### Data for this task ###
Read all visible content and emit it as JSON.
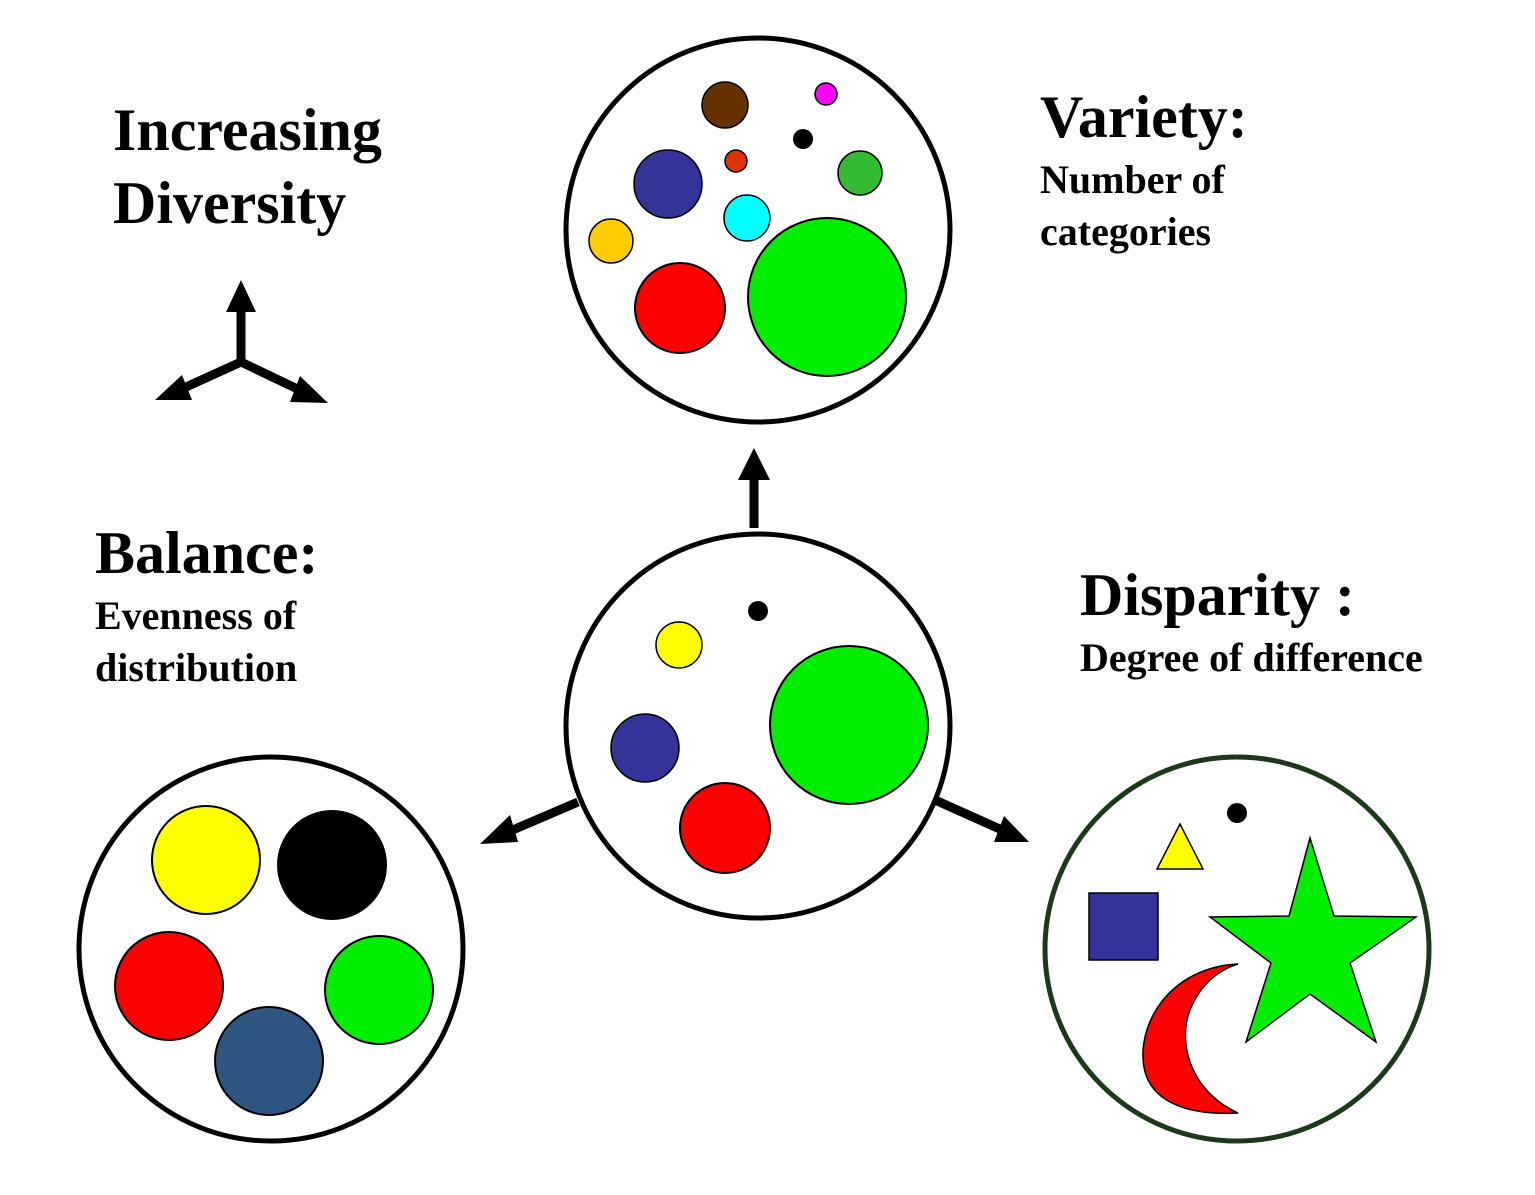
{
  "title": {
    "line1": "Increasing",
    "line2": "Diversity"
  },
  "variety": {
    "heading": "Variety:",
    "desc_line1": "Number of",
    "desc_line2": "categories"
  },
  "balance": {
    "heading": "Balance:",
    "desc_line1": "Evenness of",
    "desc_line2": "distribution"
  },
  "disparity": {
    "heading": "Disparity :",
    "desc_line1": "Degree of difference"
  },
  "colors": {
    "outline": "#000000",
    "disparity_outline": "#1a3a1a",
    "green": "#00ee00",
    "red": "#ff0000",
    "yellow": "#ffff00",
    "navy": "#333399",
    "steel_blue": "#2e5580",
    "black": "#000000",
    "brown": "#663300",
    "magenta": "#ff00ff",
    "orange_red": "#dd3300",
    "leaf_green": "#33bb33",
    "cyan": "#00ffff",
    "amber": "#ffcc00"
  }
}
###
* Aim *
Produce an exact copy of each line of data, skipping embedded images.

* The answer *
Read all visible content and emit it as JSON.
{
  "title": {
    "line1": "Increasing",
    "line2": "Diversity"
  },
  "variety": {
    "heading": "Variety:",
    "desc_line1": "Number of",
    "desc_line2": "categories"
  },
  "balance": {
    "heading": "Balance:",
    "desc_line1": "Evenness of",
    "desc_line2": "distribution"
  },
  "disparity": {
    "heading": "Disparity :",
    "desc_line1": "Degree of difference"
  },
  "colors": {
    "outline": "#000000",
    "disparity_outline": "#1a3a1a",
    "green": "#00ee00",
    "red": "#ff0000",
    "yellow": "#ffff00",
    "navy": "#333399",
    "steel_blue": "#2e5580",
    "black": "#000000",
    "brown": "#663300",
    "magenta": "#ff00ff",
    "orange_red": "#dd3300",
    "leaf_green": "#33bb33",
    "cyan": "#00ffff",
    "amber": "#ffcc00"
  }
}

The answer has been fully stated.